In the records below, find each line containing the word "Total" and copy it.
***
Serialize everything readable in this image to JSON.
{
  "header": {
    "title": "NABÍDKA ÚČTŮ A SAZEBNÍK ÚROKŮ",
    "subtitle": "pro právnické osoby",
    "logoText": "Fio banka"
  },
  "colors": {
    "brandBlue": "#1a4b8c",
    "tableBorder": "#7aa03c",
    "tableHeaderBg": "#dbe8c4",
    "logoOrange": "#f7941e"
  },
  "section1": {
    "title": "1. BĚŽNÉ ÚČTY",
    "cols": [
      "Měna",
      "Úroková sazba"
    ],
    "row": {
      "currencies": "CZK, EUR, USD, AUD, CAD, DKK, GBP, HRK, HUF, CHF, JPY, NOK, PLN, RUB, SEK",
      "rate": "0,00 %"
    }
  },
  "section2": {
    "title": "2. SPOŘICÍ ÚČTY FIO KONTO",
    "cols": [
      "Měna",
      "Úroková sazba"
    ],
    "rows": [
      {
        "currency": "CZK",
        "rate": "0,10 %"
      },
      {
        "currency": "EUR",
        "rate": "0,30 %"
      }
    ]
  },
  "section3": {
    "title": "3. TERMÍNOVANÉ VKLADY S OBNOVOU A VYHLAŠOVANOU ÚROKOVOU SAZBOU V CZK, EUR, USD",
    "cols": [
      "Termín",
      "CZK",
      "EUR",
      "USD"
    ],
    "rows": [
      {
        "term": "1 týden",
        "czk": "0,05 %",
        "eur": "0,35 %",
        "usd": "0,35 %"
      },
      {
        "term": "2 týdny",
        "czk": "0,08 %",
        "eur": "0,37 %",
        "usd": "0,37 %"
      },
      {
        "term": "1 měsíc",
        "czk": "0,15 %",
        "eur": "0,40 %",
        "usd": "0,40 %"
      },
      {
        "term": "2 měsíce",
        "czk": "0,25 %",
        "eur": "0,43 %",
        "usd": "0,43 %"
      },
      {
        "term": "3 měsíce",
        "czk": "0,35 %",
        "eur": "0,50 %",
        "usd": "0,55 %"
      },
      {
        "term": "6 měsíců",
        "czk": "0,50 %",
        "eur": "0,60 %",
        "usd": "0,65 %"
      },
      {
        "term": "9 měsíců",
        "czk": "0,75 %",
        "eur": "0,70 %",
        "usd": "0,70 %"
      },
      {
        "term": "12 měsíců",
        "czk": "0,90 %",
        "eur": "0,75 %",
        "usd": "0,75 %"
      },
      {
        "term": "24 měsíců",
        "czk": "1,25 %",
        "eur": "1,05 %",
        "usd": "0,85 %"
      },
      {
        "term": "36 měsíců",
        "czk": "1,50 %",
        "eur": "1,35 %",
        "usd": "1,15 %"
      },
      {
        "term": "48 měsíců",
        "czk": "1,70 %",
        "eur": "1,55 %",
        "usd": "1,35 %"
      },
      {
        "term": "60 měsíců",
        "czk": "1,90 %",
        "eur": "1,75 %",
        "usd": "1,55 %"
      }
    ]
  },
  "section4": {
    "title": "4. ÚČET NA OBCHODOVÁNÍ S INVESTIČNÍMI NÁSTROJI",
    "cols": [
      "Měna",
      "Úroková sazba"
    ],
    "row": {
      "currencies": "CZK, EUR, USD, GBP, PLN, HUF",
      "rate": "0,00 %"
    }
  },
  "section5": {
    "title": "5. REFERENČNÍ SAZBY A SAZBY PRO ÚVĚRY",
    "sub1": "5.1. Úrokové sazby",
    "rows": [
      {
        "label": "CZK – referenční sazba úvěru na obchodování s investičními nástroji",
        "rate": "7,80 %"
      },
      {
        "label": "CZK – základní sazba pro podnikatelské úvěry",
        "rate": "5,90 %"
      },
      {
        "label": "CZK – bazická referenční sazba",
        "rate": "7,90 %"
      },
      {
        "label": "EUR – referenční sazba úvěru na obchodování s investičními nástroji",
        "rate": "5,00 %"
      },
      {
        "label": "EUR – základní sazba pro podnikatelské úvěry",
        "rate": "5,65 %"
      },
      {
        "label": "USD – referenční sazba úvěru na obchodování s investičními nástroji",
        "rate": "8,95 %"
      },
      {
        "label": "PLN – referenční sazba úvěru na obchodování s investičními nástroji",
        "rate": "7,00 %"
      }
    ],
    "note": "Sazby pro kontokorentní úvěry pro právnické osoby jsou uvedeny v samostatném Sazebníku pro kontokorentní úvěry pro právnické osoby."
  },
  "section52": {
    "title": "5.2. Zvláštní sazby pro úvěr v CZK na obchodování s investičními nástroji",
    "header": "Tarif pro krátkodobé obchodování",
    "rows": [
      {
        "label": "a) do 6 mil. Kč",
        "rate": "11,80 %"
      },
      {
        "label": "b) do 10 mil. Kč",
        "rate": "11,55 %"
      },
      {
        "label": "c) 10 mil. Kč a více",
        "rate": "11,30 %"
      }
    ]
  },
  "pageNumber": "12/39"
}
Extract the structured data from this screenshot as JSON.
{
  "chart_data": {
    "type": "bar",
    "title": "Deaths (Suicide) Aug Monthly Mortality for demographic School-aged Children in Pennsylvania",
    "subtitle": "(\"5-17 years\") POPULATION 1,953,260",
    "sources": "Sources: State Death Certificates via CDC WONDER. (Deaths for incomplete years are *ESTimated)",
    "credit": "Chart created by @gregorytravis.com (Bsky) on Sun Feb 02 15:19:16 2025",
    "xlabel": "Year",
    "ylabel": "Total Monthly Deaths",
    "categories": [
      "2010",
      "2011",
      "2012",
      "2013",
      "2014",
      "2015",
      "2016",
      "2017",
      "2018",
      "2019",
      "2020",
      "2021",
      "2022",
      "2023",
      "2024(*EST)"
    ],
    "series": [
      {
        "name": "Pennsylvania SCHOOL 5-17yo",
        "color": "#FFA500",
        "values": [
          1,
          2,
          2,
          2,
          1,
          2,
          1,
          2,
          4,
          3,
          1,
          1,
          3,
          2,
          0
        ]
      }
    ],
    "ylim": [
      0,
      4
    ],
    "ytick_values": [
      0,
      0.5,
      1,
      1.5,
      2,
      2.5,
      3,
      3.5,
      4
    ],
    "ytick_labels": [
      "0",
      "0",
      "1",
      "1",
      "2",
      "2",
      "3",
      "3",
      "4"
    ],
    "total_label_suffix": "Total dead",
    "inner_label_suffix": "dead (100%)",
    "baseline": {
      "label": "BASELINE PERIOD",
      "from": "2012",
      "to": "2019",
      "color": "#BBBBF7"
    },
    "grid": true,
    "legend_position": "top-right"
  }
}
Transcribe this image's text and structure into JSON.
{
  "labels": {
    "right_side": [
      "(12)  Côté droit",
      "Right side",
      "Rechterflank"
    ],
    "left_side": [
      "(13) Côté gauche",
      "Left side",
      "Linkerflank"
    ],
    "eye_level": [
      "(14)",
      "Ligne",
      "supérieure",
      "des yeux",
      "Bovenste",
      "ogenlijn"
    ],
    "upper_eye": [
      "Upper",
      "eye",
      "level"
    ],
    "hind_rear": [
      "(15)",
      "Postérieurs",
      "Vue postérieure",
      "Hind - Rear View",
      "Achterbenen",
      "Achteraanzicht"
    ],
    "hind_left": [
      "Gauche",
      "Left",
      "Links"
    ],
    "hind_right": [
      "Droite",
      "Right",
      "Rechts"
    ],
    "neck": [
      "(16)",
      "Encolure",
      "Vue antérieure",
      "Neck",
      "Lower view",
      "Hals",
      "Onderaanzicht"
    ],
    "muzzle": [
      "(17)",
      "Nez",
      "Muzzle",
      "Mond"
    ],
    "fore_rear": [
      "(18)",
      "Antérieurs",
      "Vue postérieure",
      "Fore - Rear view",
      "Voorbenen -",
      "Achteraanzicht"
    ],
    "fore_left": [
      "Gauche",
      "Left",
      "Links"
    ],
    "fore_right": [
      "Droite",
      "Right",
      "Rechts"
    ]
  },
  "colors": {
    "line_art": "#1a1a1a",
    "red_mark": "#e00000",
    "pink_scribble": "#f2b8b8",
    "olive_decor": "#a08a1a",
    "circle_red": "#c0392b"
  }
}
***
• [Written reply]:
    "ylabel": "Total Monthly Deaths",
    "total_label_suffix": "Total dead",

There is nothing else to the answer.